[Data entries]
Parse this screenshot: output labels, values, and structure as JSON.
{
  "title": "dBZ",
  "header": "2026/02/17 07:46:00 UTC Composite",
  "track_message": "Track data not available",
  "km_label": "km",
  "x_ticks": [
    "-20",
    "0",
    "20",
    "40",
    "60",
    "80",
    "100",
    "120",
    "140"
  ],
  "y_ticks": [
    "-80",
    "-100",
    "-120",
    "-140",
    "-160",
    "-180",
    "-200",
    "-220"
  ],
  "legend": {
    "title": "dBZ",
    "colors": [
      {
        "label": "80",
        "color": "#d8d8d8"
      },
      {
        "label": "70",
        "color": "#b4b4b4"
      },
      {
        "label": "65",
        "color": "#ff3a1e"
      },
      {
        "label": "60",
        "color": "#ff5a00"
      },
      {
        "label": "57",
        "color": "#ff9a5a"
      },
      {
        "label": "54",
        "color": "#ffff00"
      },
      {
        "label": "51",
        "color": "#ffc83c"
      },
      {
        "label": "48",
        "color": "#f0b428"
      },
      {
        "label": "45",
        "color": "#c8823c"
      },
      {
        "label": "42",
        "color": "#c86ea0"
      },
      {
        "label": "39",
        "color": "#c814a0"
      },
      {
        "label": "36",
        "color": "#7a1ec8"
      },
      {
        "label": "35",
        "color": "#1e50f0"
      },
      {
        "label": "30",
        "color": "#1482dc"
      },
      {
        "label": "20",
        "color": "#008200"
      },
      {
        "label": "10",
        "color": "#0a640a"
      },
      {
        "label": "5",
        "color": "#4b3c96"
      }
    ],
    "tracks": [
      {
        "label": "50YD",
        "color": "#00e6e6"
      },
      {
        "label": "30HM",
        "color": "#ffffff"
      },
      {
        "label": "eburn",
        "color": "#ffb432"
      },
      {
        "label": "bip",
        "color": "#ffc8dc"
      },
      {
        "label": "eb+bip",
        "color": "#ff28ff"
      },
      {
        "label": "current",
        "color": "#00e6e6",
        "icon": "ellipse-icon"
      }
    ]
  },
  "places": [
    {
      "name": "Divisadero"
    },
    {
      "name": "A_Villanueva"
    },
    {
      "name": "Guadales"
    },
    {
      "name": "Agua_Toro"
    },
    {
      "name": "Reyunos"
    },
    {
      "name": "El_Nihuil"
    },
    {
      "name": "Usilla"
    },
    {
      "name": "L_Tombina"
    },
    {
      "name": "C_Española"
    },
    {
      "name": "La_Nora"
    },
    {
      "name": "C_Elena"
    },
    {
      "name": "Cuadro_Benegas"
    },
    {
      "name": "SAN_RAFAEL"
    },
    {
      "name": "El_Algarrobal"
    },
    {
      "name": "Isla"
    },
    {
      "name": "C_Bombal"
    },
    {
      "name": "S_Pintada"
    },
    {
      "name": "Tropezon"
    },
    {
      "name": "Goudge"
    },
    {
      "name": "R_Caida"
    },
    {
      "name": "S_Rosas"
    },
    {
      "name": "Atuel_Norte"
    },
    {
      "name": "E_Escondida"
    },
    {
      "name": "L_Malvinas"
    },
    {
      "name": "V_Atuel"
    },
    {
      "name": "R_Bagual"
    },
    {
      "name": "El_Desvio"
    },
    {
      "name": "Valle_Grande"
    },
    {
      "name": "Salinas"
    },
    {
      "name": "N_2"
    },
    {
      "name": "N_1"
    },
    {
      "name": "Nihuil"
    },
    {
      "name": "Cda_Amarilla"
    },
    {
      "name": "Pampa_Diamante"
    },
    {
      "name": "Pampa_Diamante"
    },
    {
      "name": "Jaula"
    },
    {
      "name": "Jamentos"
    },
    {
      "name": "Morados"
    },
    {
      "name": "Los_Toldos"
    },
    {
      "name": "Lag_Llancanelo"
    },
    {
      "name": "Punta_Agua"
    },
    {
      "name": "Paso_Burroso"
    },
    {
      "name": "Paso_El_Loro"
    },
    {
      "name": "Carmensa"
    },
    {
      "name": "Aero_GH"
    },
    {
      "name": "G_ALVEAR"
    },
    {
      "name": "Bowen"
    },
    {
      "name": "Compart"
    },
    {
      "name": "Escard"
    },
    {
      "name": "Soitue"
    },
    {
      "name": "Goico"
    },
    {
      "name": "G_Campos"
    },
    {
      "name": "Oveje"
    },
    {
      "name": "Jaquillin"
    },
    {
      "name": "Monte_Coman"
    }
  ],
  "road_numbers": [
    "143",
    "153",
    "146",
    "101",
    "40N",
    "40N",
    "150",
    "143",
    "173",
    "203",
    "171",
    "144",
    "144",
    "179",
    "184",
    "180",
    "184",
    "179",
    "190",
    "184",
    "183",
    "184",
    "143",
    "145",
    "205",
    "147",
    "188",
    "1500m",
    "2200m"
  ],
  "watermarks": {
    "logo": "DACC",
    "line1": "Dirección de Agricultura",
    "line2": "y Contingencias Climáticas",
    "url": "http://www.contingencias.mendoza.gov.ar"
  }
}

### Given problem:
Reproduce each record shown above without altering a single word.

### Full answer:
Parse this screenshot: output labels, values, and structure as JSON.
{
  "title": "dBZ",
  "header": "2026/02/17 07:46:00 UTC Composite",
  "track_message": "Track data not available",
  "km_label": "km",
  "x_ticks": [
    "-20",
    "0",
    "20",
    "40",
    "60",
    "80",
    "100",
    "120",
    "140"
  ],
  "y_ticks": [
    "-80",
    "-100",
    "-120",
    "-140",
    "-160",
    "-180",
    "-200",
    "-220"
  ],
  "legend": {
    "title": "dBZ",
    "colors": [
      {
        "label": "80",
        "color": "#d8d8d8"
      },
      {
        "label": "70",
        "color": "#b4b4b4"
      },
      {
        "label": "65",
        "color": "#ff3a1e"
      },
      {
        "label": "60",
        "color": "#ff5a00"
      },
      {
        "label": "57",
        "color": "#ff9a5a"
      },
      {
        "label": "54",
        "color": "#ffff00"
      },
      {
        "label": "51",
        "color": "#ffc83c"
      },
      {
        "label": "48",
        "color": "#f0b428"
      },
      {
        "label": "45",
        "color": "#c8823c"
      },
      {
        "label": "42",
        "color": "#c86ea0"
      },
      {
        "label": "39",
        "color": "#c814a0"
      },
      {
        "label": "36",
        "color": "#7a1ec8"
      },
      {
        "label": "35",
        "color": "#1e50f0"
      },
      {
        "label": "30",
        "color": "#1482dc"
      },
      {
        "label": "20",
        "color": "#008200"
      },
      {
        "label": "10",
        "color": "#0a640a"
      },
      {
        "label": "5",
        "color": "#4b3c96"
      }
    ],
    "tracks": [
      {
        "label": "50YD",
        "color": "#00e6e6"
      },
      {
        "label": "30HM",
        "color": "#ffffff"
      },
      {
        "label": "eburn",
        "color": "#ffb432"
      },
      {
        "label": "bip",
        "color": "#ffc8dc"
      },
      {
        "label": "eb+bip",
        "color": "#ff28ff"
      },
      {
        "label": "current",
        "color": "#00e6e6",
        "icon": "ellipse-icon"
      }
    ]
  },
  "places": [
    {
      "name": "Divisadero"
    },
    {
      "name": "A_Villanueva"
    },
    {
      "name": "Guadales"
    },
    {
      "name": "Agua_Toro"
    },
    {
      "name": "Reyunos"
    },
    {
      "name": "El_Nihuil"
    },
    {
      "name": "Usilla"
    },
    {
      "name": "L_Tombina"
    },
    {
      "name": "C_Española"
    },
    {
      "name": "La_Nora"
    },
    {
      "name": "C_Elena"
    },
    {
      "name": "Cuadro_Benegas"
    },
    {
      "name": "SAN_RAFAEL"
    },
    {
      "name": "El_Algarrobal"
    },
    {
      "name": "Isla"
    },
    {
      "name": "C_Bombal"
    },
    {
      "name": "S_Pintada"
    },
    {
      "name": "Tropezon"
    },
    {
      "name": "Goudge"
    },
    {
      "name": "R_Caida"
    },
    {
      "name": "S_Rosas"
    },
    {
      "name": "Atuel_Norte"
    },
    {
      "name": "E_Escondida"
    },
    {
      "name": "L_Malvinas"
    },
    {
      "name": "V_Atuel"
    },
    {
      "name": "R_Bagual"
    },
    {
      "name": "El_Desvio"
    },
    {
      "name": "Valle_Grande"
    },
    {
      "name": "Salinas"
    },
    {
      "name": "N_2"
    },
    {
      "name": "N_1"
    },
    {
      "name": "Nihuil"
    },
    {
      "name": "Cda_Amarilla"
    },
    {
      "name": "Pampa_Diamante"
    },
    {
      "name": "Pampa_Diamante"
    },
    {
      "name": "Jaula"
    },
    {
      "name": "Jamentos"
    },
    {
      "name": "Morados"
    },
    {
      "name": "Los_Toldos"
    },
    {
      "name": "Lag_Llancanelo"
    },
    {
      "name": "Punta_Agua"
    },
    {
      "name": "Paso_Burroso"
    },
    {
      "name": "Paso_El_Loro"
    },
    {
      "name": "Carmensa"
    },
    {
      "name": "Aero_GH"
    },
    {
      "name": "G_ALVEAR"
    },
    {
      "name": "Bowen"
    },
    {
      "name": "Compart"
    },
    {
      "name": "Escard"
    },
    {
      "name": "Soitue"
    },
    {
      "name": "Goico"
    },
    {
      "name": "G_Campos"
    },
    {
      "name": "Oveje"
    },
    {
      "name": "Jaquillin"
    },
    {
      "name": "Monte_Coman"
    }
  ],
  "road_numbers": [
    "143",
    "153",
    "146",
    "101",
    "40N",
    "40N",
    "150",
    "143",
    "173",
    "203",
    "171",
    "144",
    "144",
    "179",
    "184",
    "180",
    "184",
    "179",
    "190",
    "184",
    "183",
    "184",
    "143",
    "145",
    "205",
    "147",
    "188",
    "1500m",
    "2200m"
  ],
  "watermarks": {
    "logo": "DACC",
    "line1": "Dirección de Agricultura",
    "line2": "y Contingencias Climáticas",
    "url": "http://www.contingencias.mendoza.gov.ar"
  }
}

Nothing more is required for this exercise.